• [Work to be completed]:
Each entry below is to be duplicated verbatim.

Stored data
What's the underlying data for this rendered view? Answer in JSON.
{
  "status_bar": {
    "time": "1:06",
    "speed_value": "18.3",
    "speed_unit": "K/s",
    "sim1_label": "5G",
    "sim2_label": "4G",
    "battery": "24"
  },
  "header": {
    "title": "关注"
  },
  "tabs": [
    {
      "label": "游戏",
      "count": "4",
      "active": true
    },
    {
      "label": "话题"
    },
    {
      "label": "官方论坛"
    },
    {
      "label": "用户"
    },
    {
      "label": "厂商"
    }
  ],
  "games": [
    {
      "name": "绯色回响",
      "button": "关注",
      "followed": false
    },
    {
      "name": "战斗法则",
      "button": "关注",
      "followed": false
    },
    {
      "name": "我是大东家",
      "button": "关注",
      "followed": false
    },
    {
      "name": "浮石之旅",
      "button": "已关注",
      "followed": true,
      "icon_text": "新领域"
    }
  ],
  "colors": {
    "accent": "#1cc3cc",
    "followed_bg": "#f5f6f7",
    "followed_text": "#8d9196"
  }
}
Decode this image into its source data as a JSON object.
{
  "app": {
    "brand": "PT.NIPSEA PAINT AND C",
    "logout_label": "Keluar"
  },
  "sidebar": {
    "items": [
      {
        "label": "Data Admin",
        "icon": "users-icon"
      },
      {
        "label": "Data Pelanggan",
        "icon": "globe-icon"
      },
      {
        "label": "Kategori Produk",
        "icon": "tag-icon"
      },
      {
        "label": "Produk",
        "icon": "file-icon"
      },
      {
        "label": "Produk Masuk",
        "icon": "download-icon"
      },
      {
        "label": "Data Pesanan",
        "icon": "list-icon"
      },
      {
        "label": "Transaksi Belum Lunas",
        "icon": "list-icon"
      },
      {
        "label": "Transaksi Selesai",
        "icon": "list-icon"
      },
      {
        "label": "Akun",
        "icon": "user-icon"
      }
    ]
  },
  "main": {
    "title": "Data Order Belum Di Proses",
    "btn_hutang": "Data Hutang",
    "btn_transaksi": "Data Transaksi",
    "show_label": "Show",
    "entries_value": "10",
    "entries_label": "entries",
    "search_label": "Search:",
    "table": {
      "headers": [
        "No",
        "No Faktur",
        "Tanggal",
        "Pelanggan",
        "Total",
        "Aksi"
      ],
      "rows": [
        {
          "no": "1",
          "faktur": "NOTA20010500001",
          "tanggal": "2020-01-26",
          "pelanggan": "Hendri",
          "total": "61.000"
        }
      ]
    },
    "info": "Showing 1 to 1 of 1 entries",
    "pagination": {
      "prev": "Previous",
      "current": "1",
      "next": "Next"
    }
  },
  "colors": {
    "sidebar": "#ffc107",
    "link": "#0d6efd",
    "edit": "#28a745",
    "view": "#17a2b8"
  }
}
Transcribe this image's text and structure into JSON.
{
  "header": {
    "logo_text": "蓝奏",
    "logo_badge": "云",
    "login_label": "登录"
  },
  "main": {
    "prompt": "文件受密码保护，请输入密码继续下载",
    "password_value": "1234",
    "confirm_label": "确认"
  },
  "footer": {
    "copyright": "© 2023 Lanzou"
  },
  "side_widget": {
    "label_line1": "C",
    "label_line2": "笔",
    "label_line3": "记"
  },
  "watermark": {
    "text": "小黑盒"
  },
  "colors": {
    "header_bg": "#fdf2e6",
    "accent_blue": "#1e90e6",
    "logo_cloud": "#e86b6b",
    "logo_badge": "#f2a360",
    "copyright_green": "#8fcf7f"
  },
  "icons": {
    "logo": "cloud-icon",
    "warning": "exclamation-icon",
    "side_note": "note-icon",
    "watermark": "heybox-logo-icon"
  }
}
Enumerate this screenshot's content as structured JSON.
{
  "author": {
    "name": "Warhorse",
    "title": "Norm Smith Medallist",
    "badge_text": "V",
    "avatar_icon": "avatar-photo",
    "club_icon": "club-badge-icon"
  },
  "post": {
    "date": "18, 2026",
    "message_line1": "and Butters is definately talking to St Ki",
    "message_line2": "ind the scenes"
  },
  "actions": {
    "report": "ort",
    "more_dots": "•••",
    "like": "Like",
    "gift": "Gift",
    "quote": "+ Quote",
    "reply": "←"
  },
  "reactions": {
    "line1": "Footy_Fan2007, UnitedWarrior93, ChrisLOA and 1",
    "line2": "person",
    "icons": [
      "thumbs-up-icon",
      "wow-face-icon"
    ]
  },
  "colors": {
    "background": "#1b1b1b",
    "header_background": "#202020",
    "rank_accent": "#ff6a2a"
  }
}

• [The reply]:
What's the underlying data for this rendered view? Answer in JSON.
{
  "status_bar": {
    "time": "1:06",
    "speed_value": "18.3",
    "speed_unit": "K/s",
    "sim1_label": "5G",
    "sim2_label": "4G",
    "battery": "24"
  },
  "header": {
    "title": "关注"
  },
  "tabs": [
    {
      "label": "游戏",
      "count": "4",
      "active": true
    },
    {
      "label": "话题"
    },
    {
      "label": "官方论坛"
    },
    {
      "label": "用户"
    },
    {
      "label": "厂商"
    }
  ],
  "games": [
    {
      "name": "绯色回响",
      "button": "关注",
      "followed": false
    },
    {
      "name": "战斗法则",
      "button": "关注",
      "followed": false
    },
    {
      "name": "我是大东家",
      "button": "关注",
      "followed": false
    },
    {
      "name": "浮石之旅",
      "button": "已关注",
      "followed": true,
      "icon_text": "新领域"
    }
  ],
  "colors": {
    "accent": "#1cc3cc",
    "followed_bg": "#f5f6f7",
    "followed_text": "#8d9196"
  }
}
Decode this image into its source data as a JSON object.
{
  "app": {
    "brand": "PT.NIPSEA PAINT AND C",
    "logout_label": "Keluar"
  },
  "sidebar": {
    "items": [
      {
        "label": "Data Admin",
        "icon": "users-icon"
      },
      {
        "label": "Data Pelanggan",
        "icon": "globe-icon"
      },
      {
        "label": "Kategori Produk",
        "icon": "tag-icon"
      },
      {
        "label": "Produk",
        "icon": "file-icon"
      },
      {
        "label": "Produk Masuk",
        "icon": "download-icon"
      },
      {
        "label": "Data Pesanan",
        "icon": "list-icon"
      },
      {
        "label": "Transaksi Belum Lunas",
        "icon": "list-icon"
      },
      {
        "label": "Transaksi Selesai",
        "icon": "list-icon"
      },
      {
        "label": "Akun",
        "icon": "user-icon"
      }
    ]
  },
  "main": {
    "title": "Data Order Belum Di Proses",
    "btn_hutang": "Data Hutang",
    "btn_transaksi": "Data Transaksi",
    "show_label": "Show",
    "entries_value": "10",
    "entries_label": "entries",
    "search_label": "Search:",
    "table": {
      "headers": [
        "No",
        "No Faktur",
        "Tanggal",
        "Pelanggan",
        "Total",
        "Aksi"
      ],
      "rows": [
        {
          "no": "1",
          "faktur": "NOTA20010500001",
          "tanggal": "2020-01-26",
          "pelanggan": "Hendri",
          "total": "61.000"
        }
      ]
    },
    "info": "Showing 1 to 1 of 1 entries",
    "pagination": {
      "prev": "Previous",
      "current": "1",
      "next": "Next"
    }
  },
  "colors": {
    "sidebar": "#ffc107",
    "link": "#0d6efd",
    "edit": "#28a745",
    "view": "#17a2b8"
  }
}
Transcribe this image's text and structure into JSON.
{
  "header": {
    "logo_text": "蓝奏",
    "logo_badge": "云",
    "login_label": "登录"
  },
  "main": {
    "prompt": "文件受密码保护，请输入密码继续下载",
    "password_value": "1234",
    "confirm_label": "确认"
  },
  "footer": {
    "copyright": "© 2023 Lanzou"
  },
  "side_widget": {
    "label_line1": "C",
    "label_line2": "笔",
    "label_line3": "记"
  },
  "watermark": {
    "text": "小黑盒"
  },
  "colors": {
    "header_bg": "#fdf2e6",
    "accent_blue": "#1e90e6",
    "logo_cloud": "#e86b6b",
    "logo_badge": "#f2a360",
    "copyright_green": "#8fcf7f"
  },
  "icons": {
    "logo": "cloud-icon",
    "warning": "exclamation-icon",
    "side_note": "note-icon",
    "watermark": "heybox-logo-icon"
  }
}
Enumerate this screenshot's content as structured JSON.
{
  "author": {
    "name": "Warhorse",
    "title": "Norm Smith Medallist",
    "badge_text": "V",
    "avatar_icon": "avatar-photo",
    "club_icon": "club-badge-icon"
  },
  "post": {
    "date": "18, 2026",
    "message_line1": "and Butters is definately talking to St Ki",
    "message_line2": "ind the scenes"
  },
  "actions": {
    "report": "ort",
    "more_dots": "•••",
    "like": "Like",
    "gift": "Gift",
    "quote": "+ Quote",
    "reply": "←"
  },
  "reactions": {
    "line1": "Footy_Fan2007, UnitedWarrior93, ChrisLOA and 1",
    "line2": "person",
    "icons": [
      "thumbs-up-icon",
      "wow-face-icon"
    ]
  },
  "colors": {
    "background": "#1b1b1b",
    "header_background": "#202020",
    "rank_accent": "#ff6a2a"
  }
}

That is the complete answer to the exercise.